_WORK TO COMPLETE_
Report, as a bare number, how many lines of the material below contain the word "JSON".

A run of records
(begin)

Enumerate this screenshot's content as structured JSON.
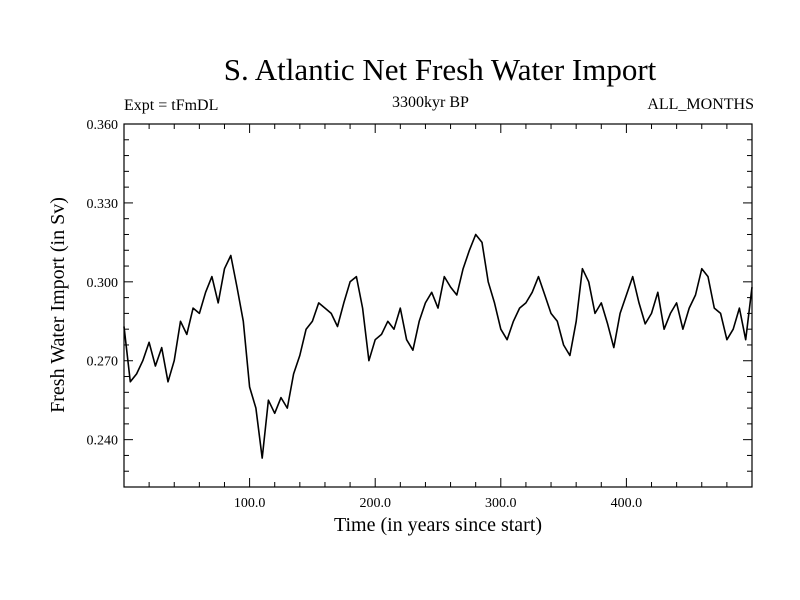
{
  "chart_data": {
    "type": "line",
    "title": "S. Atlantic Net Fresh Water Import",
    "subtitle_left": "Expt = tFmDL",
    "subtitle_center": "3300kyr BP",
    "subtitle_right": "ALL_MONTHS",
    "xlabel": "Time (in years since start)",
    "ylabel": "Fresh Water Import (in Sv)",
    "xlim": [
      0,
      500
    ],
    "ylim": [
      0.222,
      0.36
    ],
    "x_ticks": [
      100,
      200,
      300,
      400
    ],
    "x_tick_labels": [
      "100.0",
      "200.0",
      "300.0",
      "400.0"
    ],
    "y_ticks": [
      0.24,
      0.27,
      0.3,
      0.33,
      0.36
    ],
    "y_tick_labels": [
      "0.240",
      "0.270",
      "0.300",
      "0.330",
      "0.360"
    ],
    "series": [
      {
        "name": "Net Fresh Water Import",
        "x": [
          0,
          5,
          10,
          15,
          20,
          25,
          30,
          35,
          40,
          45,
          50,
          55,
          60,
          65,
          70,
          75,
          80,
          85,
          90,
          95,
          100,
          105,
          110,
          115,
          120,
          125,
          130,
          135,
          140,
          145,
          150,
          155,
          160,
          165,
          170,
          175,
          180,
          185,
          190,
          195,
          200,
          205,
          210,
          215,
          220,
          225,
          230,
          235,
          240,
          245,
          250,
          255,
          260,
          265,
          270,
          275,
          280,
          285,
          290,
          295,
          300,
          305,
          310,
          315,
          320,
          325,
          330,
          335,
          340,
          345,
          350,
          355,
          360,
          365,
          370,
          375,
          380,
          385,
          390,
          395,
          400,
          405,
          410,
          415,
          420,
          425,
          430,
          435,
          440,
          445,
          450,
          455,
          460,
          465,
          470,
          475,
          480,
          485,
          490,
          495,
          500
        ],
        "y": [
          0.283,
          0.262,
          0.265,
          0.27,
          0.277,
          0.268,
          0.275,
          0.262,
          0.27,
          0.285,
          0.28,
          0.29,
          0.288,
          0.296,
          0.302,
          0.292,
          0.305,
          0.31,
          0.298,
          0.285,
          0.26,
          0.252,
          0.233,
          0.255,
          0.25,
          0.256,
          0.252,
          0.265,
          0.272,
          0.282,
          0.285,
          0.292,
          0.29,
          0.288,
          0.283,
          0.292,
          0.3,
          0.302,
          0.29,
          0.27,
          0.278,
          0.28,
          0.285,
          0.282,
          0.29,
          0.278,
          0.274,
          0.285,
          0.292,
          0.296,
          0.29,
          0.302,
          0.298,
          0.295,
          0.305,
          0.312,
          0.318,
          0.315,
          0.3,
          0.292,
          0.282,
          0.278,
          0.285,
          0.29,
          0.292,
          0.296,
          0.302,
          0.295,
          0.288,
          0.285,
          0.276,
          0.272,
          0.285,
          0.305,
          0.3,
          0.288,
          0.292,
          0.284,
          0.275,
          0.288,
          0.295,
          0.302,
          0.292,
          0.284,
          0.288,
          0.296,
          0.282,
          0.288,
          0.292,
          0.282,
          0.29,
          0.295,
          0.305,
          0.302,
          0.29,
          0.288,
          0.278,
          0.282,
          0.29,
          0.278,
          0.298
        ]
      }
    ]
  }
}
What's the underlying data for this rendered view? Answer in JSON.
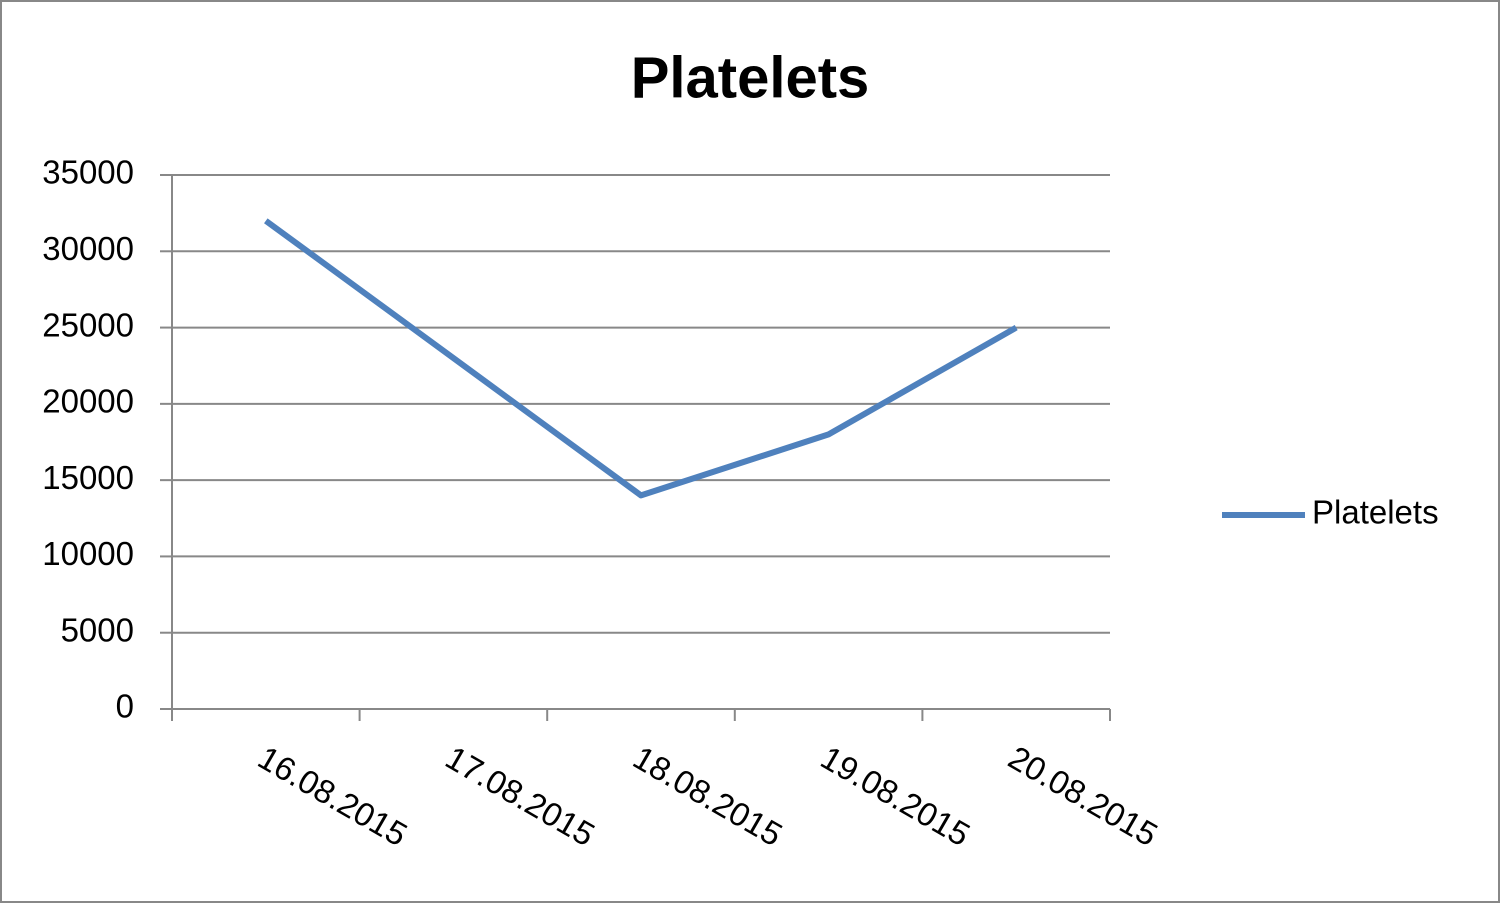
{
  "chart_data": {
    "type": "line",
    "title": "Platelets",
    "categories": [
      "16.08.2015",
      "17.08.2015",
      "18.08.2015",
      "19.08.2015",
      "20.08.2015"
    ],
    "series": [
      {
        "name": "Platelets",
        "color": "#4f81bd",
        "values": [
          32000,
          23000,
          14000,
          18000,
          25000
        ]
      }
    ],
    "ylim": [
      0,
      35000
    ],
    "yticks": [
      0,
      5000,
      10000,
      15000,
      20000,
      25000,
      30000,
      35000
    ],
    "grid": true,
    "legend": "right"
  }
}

(end)
(begin)

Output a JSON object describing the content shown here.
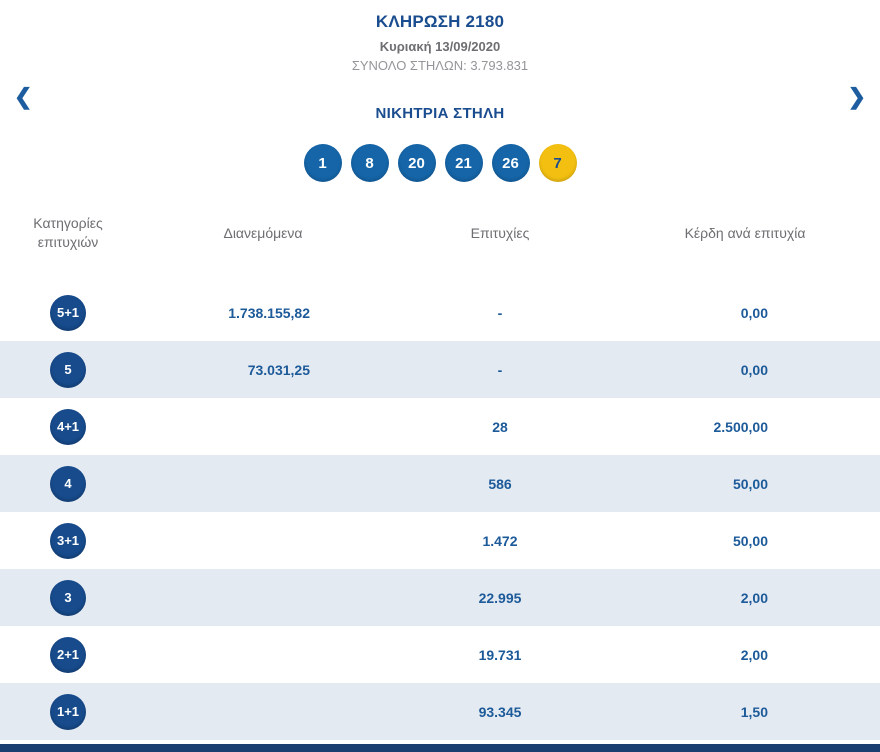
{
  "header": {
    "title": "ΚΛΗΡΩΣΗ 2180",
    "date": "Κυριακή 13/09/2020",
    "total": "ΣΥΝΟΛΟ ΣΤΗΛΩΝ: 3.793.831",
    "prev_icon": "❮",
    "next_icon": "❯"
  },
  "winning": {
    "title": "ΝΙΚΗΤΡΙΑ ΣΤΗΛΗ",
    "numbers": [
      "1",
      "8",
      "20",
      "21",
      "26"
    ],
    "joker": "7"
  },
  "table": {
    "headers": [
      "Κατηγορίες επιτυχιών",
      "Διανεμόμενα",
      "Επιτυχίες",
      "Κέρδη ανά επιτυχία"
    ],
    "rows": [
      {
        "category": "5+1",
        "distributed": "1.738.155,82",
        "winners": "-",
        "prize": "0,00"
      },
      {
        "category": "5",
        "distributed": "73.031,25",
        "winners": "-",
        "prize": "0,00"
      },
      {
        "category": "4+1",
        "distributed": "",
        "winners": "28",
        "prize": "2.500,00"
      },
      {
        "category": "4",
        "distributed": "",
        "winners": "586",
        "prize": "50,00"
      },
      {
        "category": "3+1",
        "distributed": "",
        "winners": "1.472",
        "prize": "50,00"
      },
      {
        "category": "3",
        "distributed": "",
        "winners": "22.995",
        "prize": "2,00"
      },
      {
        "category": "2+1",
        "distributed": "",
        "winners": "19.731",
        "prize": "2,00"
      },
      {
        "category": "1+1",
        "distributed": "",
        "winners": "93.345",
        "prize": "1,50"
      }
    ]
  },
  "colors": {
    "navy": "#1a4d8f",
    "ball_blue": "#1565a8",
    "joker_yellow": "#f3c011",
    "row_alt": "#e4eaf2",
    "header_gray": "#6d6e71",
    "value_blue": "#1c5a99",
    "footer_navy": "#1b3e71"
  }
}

(end)

_FINAL RESULT_
3